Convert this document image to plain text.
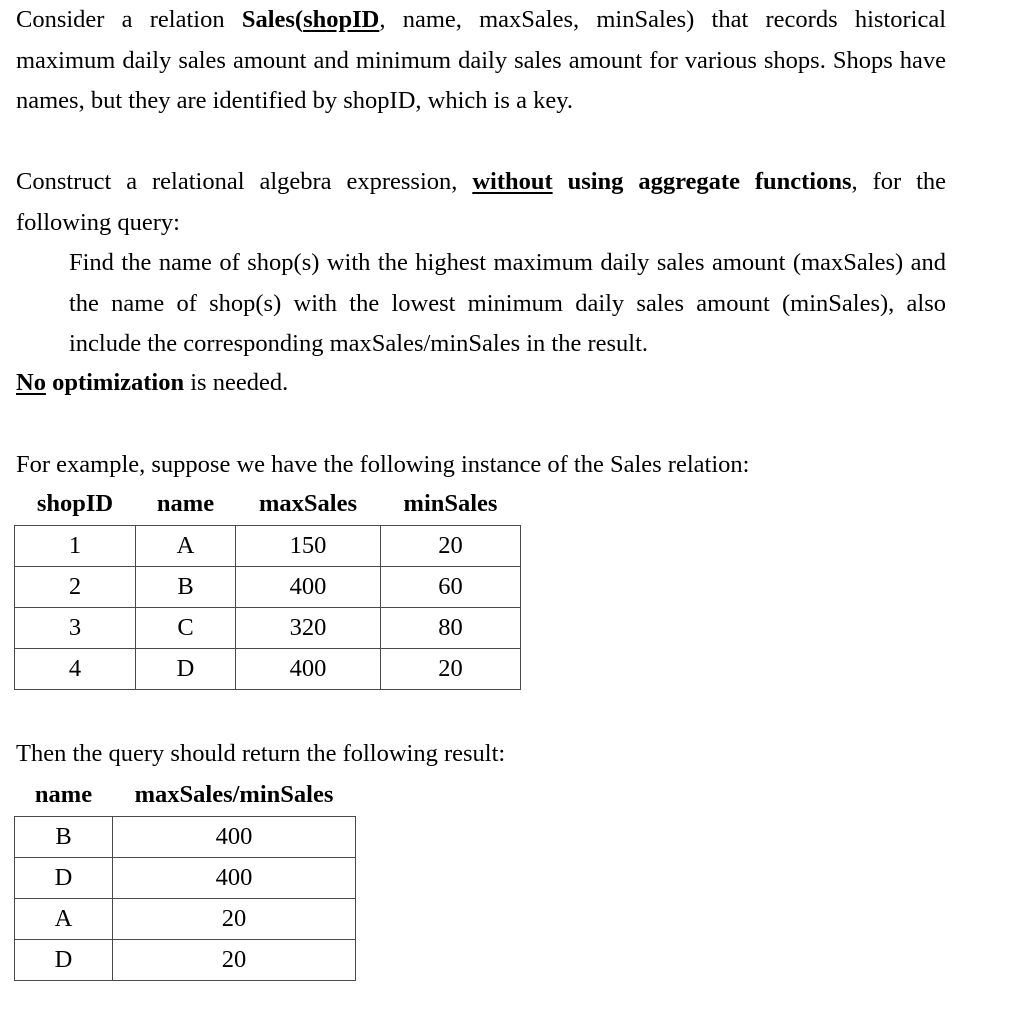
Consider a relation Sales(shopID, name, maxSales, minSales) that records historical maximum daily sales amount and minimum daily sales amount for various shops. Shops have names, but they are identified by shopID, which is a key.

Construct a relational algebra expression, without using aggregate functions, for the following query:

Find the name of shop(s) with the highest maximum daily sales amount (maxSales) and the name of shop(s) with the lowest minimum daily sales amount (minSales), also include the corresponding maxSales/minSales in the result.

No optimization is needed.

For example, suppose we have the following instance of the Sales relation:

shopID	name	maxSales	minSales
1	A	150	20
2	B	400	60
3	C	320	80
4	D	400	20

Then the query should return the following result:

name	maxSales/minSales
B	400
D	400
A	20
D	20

> **Aim**
Pull out each line of the records holding the string "shopID".

> **Result**
Consider a relation Sales(shopID, name, maxSales, minSales) that records historical maximum daily sales amount and minimum daily sales amount for various shops. Shops have names, but they are identified by shopID, which is a key.
shopID	name	maxSales	minSales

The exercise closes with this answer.